DATASET EXTRACT →
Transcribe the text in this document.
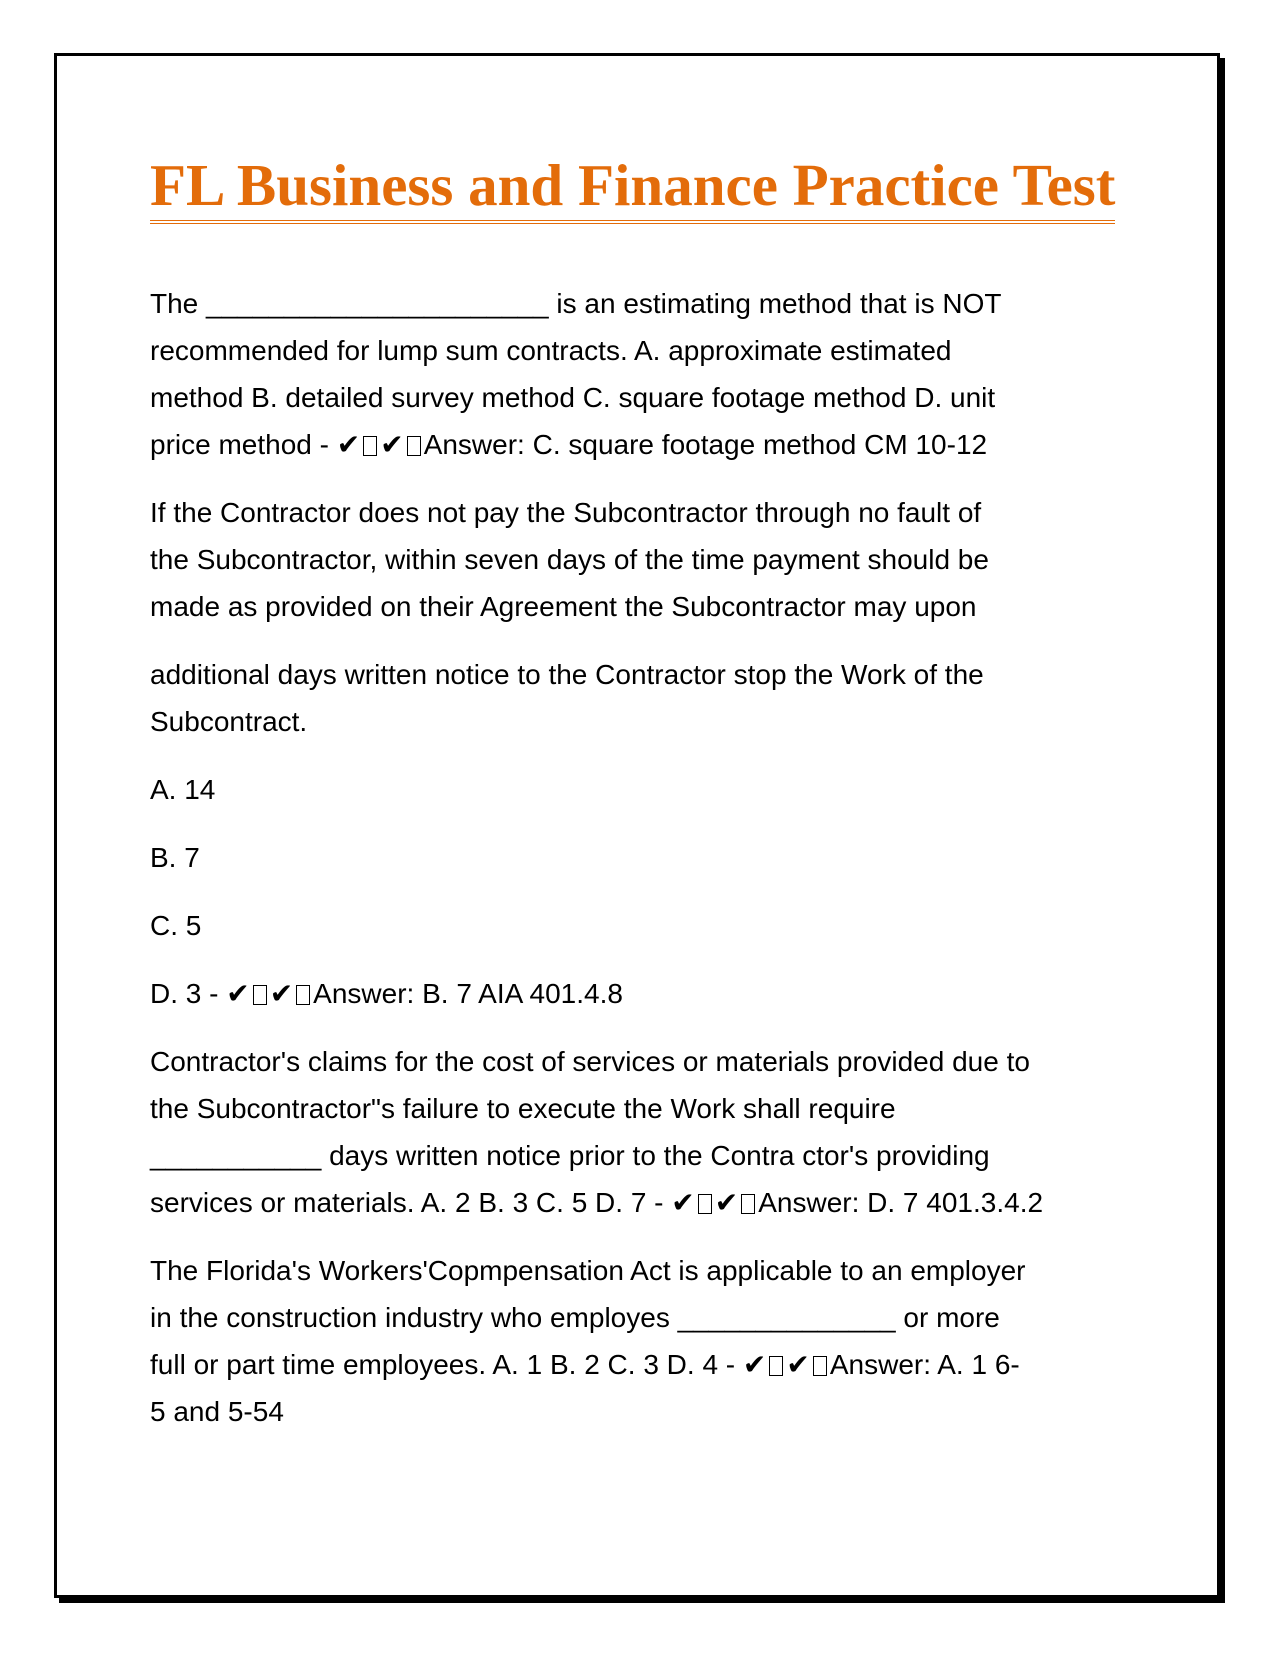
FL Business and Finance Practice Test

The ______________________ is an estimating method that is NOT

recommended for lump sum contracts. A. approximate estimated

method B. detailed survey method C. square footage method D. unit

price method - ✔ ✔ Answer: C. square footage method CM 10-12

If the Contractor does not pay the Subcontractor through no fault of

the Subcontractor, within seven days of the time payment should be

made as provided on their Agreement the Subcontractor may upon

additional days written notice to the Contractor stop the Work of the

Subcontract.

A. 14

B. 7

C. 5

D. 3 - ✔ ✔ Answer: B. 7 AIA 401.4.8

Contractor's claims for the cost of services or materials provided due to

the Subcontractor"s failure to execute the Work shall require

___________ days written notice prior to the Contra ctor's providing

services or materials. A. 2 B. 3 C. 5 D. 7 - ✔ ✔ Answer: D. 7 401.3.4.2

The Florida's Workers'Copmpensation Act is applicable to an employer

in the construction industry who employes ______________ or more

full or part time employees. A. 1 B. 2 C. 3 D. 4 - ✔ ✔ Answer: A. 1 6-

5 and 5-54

WHAT TO PRODUCE →
Find the lines above that contain the word "notice" and collect them.

THE OUTPUT →
additional days written notice to the Contractor stop the Work of the
___________ days written notice prior to the Contra ctor's providing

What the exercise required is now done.